Aim of the task:
Which lines hold the word "title"? Show each of them.

Begin

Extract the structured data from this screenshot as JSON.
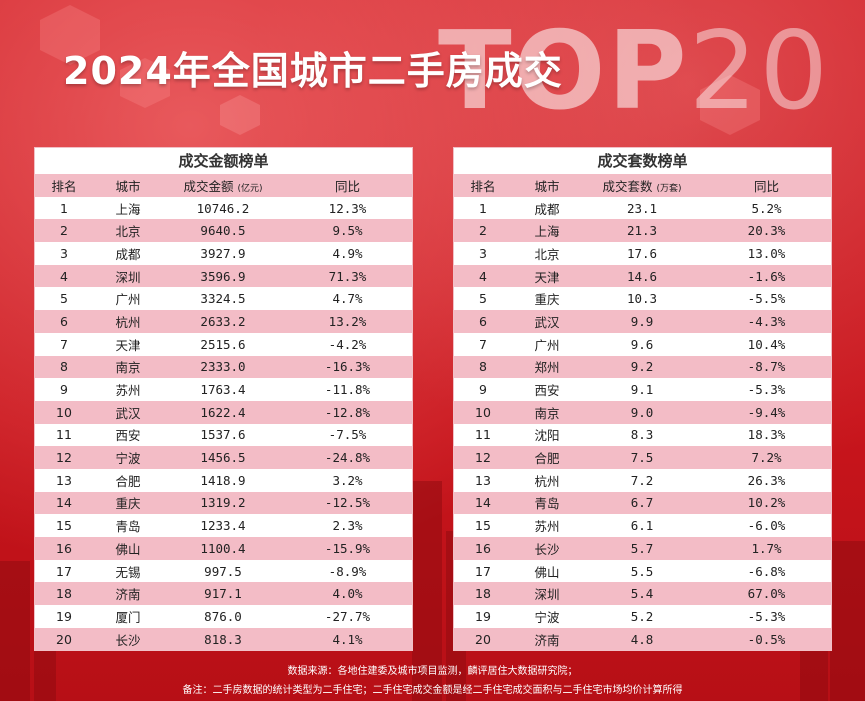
{
  "title": "2024年全国城市二手房成交",
  "watermark_top": "TOP",
  "watermark_num": "20",
  "left_table": {
    "title": "成交金额榜单",
    "headers": {
      "rank": "排名",
      "city": "城市",
      "value": "成交金额",
      "unit": "(亿元)",
      "yoy": "同比"
    },
    "rows": [
      {
        "rank": "1",
        "city": "上海",
        "value": "10746.2",
        "yoy": "12.3%"
      },
      {
        "rank": "2",
        "city": "北京",
        "value": "9640.5",
        "yoy": "9.5%"
      },
      {
        "rank": "3",
        "city": "成都",
        "value": "3927.9",
        "yoy": "4.9%"
      },
      {
        "rank": "4",
        "city": "深圳",
        "value": "3596.9",
        "yoy": "71.3%"
      },
      {
        "rank": "5",
        "city": "广州",
        "value": "3324.5",
        "yoy": "4.7%"
      },
      {
        "rank": "6",
        "city": "杭州",
        "value": "2633.2",
        "yoy": "13.2%"
      },
      {
        "rank": "7",
        "city": "天津",
        "value": "2515.6",
        "yoy": "-4.2%"
      },
      {
        "rank": "8",
        "city": "南京",
        "value": "2333.0",
        "yoy": "-16.3%"
      },
      {
        "rank": "9",
        "city": "苏州",
        "value": "1763.4",
        "yoy": "-11.8%"
      },
      {
        "rank": "10",
        "city": "武汉",
        "value": "1622.4",
        "yoy": "-12.8%"
      },
      {
        "rank": "11",
        "city": "西安",
        "value": "1537.6",
        "yoy": "-7.5%"
      },
      {
        "rank": "12",
        "city": "宁波",
        "value": "1456.5",
        "yoy": "-24.8%"
      },
      {
        "rank": "13",
        "city": "合肥",
        "value": "1418.9",
        "yoy": "3.2%"
      },
      {
        "rank": "14",
        "city": "重庆",
        "value": "1319.2",
        "yoy": "-12.5%"
      },
      {
        "rank": "15",
        "city": "青岛",
        "value": "1233.4",
        "yoy": "2.3%"
      },
      {
        "rank": "16",
        "city": "佛山",
        "value": "1100.4",
        "yoy": "-15.9%"
      },
      {
        "rank": "17",
        "city": "无锡",
        "value": "997.5",
        "yoy": "-8.9%"
      },
      {
        "rank": "18",
        "city": "济南",
        "value": "917.1",
        "yoy": "4.0%"
      },
      {
        "rank": "19",
        "city": "厦门",
        "value": "876.0",
        "yoy": "-27.7%"
      },
      {
        "rank": "20",
        "city": "长沙",
        "value": "818.3",
        "yoy": "4.1%"
      }
    ]
  },
  "right_table": {
    "title": "成交套数榜单",
    "headers": {
      "rank": "排名",
      "city": "城市",
      "value": "成交套数",
      "unit": "(万套)",
      "yoy": "同比"
    },
    "rows": [
      {
        "rank": "1",
        "city": "成都",
        "value": "23.1",
        "yoy": "5.2%"
      },
      {
        "rank": "2",
        "city": "上海",
        "value": "21.3",
        "yoy": "20.3%"
      },
      {
        "rank": "3",
        "city": "北京",
        "value": "17.6",
        "yoy": "13.0%"
      },
      {
        "rank": "4",
        "city": "天津",
        "value": "14.6",
        "yoy": "-1.6%"
      },
      {
        "rank": "5",
        "city": "重庆",
        "value": "10.3",
        "yoy": "-5.5%"
      },
      {
        "rank": "6",
        "city": "武汉",
        "value": "9.9",
        "yoy": "-4.3%"
      },
      {
        "rank": "7",
        "city": "广州",
        "value": "9.6",
        "yoy": "10.4%"
      },
      {
        "rank": "8",
        "city": "郑州",
        "value": "9.2",
        "yoy": "-8.7%"
      },
      {
        "rank": "9",
        "city": "西安",
        "value": "9.1",
        "yoy": "-5.3%"
      },
      {
        "rank": "10",
        "city": "南京",
        "value": "9.0",
        "yoy": "-9.4%"
      },
      {
        "rank": "11",
        "city": "沈阳",
        "value": "8.3",
        "yoy": "18.3%"
      },
      {
        "rank": "12",
        "city": "合肥",
        "value": "7.5",
        "yoy": "7.2%"
      },
      {
        "rank": "13",
        "city": "杭州",
        "value": "7.2",
        "yoy": "26.3%"
      },
      {
        "rank": "14",
        "city": "青岛",
        "value": "6.7",
        "yoy": "10.2%"
      },
      {
        "rank": "15",
        "city": "苏州",
        "value": "6.1",
        "yoy": "-6.0%"
      },
      {
        "rank": "16",
        "city": "长沙",
        "value": "5.7",
        "yoy": "1.7%"
      },
      {
        "rank": "17",
        "city": "佛山",
        "value": "5.5",
        "yoy": "-6.8%"
      },
      {
        "rank": "18",
        "city": "深圳",
        "value": "5.4",
        "yoy": "67.0%"
      },
      {
        "rank": "19",
        "city": "宁波",
        "value": "5.2",
        "yoy": "-5.3%"
      },
      {
        "rank": "20",
        "city": "济南",
        "value": "4.8",
        "yoy": "-0.5%"
      }
    ]
  },
  "footer": {
    "source": "数据来源：各地住建委及城市项目监测，麟评居住大数据研究院；",
    "note": "备注：二手房数据的统计类型为二手住宅；二手住宅成交金额是经二手住宅成交面积与二手住宅市场均价计算所得"
  }
}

End

Solution to this problem:
  "title": "2024年全国城市二手房成交",
    "title": "成交金额榜单",
    "title": "成交套数榜单",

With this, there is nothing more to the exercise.